• **Exercise prompt**
Each line in the entries below that holds the string "decisions" is to be listed.

— start Exercise inputs —

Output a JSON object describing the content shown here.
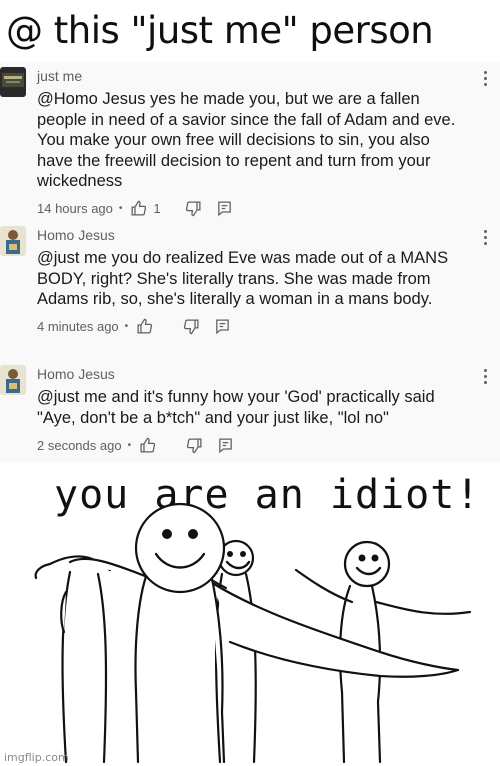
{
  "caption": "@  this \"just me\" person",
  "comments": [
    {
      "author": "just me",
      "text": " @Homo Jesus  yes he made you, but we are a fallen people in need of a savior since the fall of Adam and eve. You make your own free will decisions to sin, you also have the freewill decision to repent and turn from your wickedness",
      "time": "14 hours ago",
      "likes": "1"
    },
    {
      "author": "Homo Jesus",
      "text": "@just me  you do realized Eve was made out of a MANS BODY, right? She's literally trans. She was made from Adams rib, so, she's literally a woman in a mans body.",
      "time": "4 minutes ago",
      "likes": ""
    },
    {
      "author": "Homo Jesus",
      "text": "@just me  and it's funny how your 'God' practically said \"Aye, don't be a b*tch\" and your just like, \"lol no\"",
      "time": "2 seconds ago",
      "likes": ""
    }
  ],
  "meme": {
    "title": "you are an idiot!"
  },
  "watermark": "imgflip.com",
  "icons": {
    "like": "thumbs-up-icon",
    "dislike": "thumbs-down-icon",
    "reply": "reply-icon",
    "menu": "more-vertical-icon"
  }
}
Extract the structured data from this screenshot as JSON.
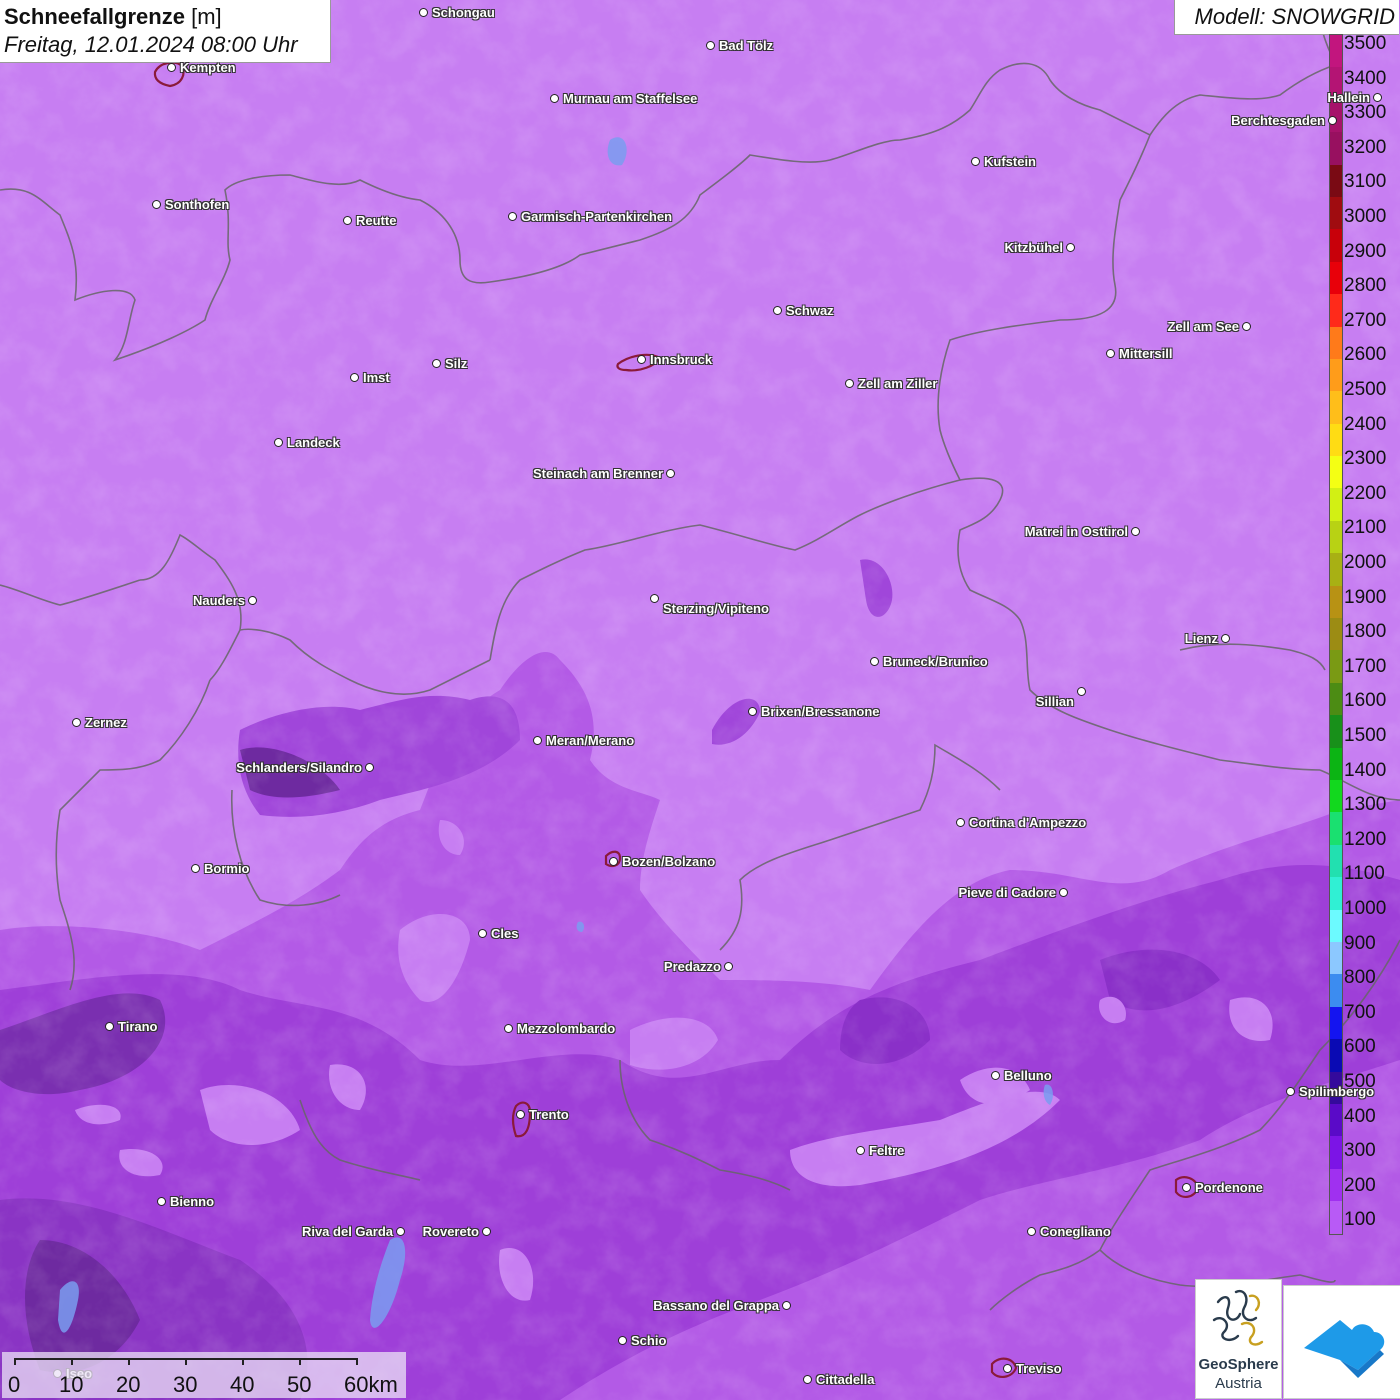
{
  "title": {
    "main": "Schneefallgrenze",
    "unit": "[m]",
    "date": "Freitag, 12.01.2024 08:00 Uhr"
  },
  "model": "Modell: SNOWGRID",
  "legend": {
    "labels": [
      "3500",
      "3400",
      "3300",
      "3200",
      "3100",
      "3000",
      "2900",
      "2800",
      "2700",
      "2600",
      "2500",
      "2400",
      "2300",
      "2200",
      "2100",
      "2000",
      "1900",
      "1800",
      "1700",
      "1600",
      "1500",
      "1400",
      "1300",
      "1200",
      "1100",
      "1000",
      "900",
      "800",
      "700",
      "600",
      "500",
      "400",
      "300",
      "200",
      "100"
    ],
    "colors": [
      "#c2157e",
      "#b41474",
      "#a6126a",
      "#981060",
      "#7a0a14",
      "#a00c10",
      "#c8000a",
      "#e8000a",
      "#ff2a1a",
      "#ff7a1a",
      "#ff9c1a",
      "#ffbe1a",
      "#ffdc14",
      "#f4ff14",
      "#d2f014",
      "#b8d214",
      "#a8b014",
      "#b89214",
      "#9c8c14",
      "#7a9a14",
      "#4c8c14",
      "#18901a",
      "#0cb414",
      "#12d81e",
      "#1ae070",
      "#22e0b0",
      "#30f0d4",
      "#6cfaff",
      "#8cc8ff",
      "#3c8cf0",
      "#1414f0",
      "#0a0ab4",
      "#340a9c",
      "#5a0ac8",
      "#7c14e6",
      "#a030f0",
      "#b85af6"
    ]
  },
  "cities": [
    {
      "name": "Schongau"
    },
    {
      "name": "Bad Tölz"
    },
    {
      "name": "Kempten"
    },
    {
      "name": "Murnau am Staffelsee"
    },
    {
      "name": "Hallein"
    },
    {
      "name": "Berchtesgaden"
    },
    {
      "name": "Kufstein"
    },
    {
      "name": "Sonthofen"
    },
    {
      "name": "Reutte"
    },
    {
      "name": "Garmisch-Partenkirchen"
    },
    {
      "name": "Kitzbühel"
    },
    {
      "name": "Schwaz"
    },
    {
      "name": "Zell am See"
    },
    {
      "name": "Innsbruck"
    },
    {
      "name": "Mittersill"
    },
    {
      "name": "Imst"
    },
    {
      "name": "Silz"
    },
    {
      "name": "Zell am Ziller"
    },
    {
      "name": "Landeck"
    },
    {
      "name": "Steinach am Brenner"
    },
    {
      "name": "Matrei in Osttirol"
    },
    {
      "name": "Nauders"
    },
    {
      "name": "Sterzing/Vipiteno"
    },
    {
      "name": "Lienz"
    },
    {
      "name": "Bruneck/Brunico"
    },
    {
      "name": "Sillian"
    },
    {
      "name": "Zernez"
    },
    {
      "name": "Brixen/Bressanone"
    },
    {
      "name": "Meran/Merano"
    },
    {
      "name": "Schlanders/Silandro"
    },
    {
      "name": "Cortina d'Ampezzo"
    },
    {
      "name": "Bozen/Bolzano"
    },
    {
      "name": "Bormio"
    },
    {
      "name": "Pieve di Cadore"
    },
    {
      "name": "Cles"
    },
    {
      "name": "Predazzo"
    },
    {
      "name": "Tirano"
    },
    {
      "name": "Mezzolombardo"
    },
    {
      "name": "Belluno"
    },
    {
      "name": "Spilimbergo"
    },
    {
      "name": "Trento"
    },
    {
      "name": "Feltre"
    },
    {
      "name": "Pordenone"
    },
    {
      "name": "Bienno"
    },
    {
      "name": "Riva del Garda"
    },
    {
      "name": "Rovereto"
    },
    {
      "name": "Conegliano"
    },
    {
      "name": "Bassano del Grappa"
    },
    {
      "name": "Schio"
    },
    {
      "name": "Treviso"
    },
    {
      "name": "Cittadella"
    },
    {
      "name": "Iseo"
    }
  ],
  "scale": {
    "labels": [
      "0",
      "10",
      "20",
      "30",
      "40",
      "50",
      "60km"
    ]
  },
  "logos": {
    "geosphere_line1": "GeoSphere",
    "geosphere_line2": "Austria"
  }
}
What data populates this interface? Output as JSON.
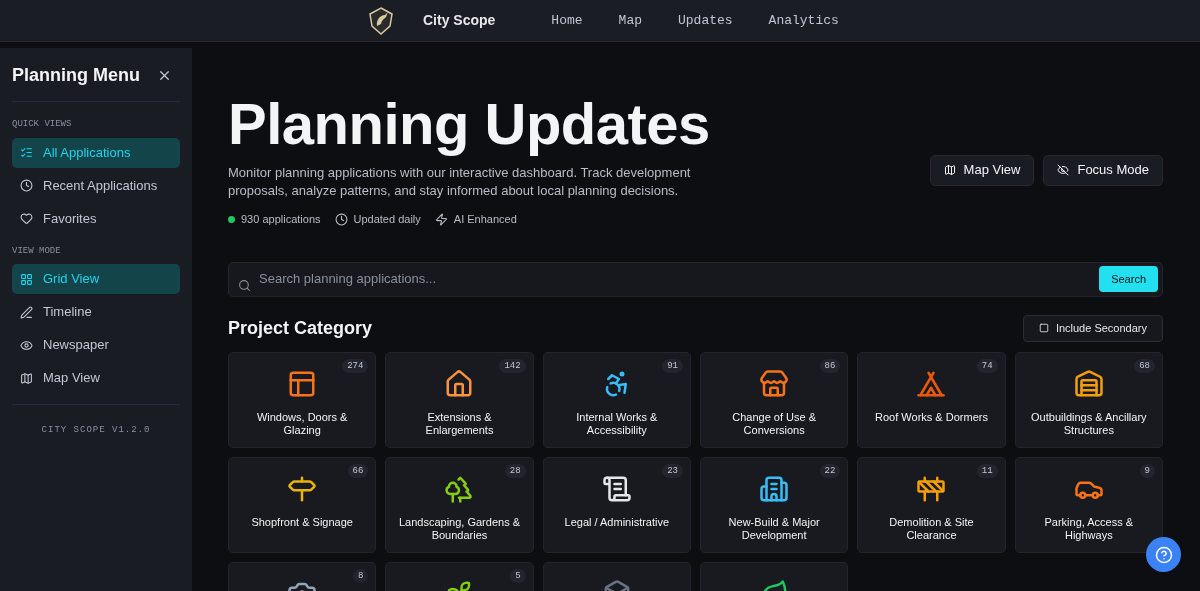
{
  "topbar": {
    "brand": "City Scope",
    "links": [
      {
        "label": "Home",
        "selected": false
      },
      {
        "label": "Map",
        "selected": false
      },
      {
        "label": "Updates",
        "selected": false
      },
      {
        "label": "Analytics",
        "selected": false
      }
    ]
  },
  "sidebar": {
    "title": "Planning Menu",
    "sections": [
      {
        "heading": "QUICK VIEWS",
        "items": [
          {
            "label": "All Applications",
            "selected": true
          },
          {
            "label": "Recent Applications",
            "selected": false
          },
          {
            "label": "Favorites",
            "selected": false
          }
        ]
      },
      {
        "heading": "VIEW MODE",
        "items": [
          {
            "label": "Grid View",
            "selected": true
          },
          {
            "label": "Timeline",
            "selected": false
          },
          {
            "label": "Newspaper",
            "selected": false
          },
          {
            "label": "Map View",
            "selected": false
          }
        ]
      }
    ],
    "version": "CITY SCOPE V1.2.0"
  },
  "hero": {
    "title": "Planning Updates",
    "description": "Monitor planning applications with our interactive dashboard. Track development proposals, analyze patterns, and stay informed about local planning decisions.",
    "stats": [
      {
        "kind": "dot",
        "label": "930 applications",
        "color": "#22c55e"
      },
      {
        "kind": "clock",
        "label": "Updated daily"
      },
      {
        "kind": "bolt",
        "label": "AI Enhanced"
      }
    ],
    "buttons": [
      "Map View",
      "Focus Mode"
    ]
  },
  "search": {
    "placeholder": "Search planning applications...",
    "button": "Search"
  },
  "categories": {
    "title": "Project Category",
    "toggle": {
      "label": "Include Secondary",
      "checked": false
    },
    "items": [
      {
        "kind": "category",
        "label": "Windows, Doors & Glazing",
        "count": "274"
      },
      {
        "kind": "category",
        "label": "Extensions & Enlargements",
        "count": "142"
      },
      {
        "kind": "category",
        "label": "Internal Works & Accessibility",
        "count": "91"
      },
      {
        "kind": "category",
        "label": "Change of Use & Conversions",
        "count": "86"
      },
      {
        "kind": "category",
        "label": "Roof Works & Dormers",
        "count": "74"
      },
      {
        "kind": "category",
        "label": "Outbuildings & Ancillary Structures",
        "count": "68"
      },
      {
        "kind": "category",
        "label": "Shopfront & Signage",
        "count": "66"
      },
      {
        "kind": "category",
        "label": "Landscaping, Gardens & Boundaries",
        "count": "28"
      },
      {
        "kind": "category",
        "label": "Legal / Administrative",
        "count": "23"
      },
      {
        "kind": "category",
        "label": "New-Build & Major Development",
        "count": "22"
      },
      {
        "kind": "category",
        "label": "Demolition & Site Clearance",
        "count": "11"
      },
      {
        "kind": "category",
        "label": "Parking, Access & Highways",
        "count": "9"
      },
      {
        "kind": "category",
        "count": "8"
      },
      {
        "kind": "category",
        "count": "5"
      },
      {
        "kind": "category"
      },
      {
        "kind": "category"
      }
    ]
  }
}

— end Exercise inputs —

• **Answer below**
      "text": " @Homo Jesus  yes he made you, but we are a fallen people in need of a savior since the fall of Adam and eve. You make your own free will decisions to sin, you also have the freewill decision to repent and turn from your wickedness",
    "description": "Monitor planning applications with our interactive dashboard. Track development proposals, analyze patterns, and stay informed about local planning decisions.",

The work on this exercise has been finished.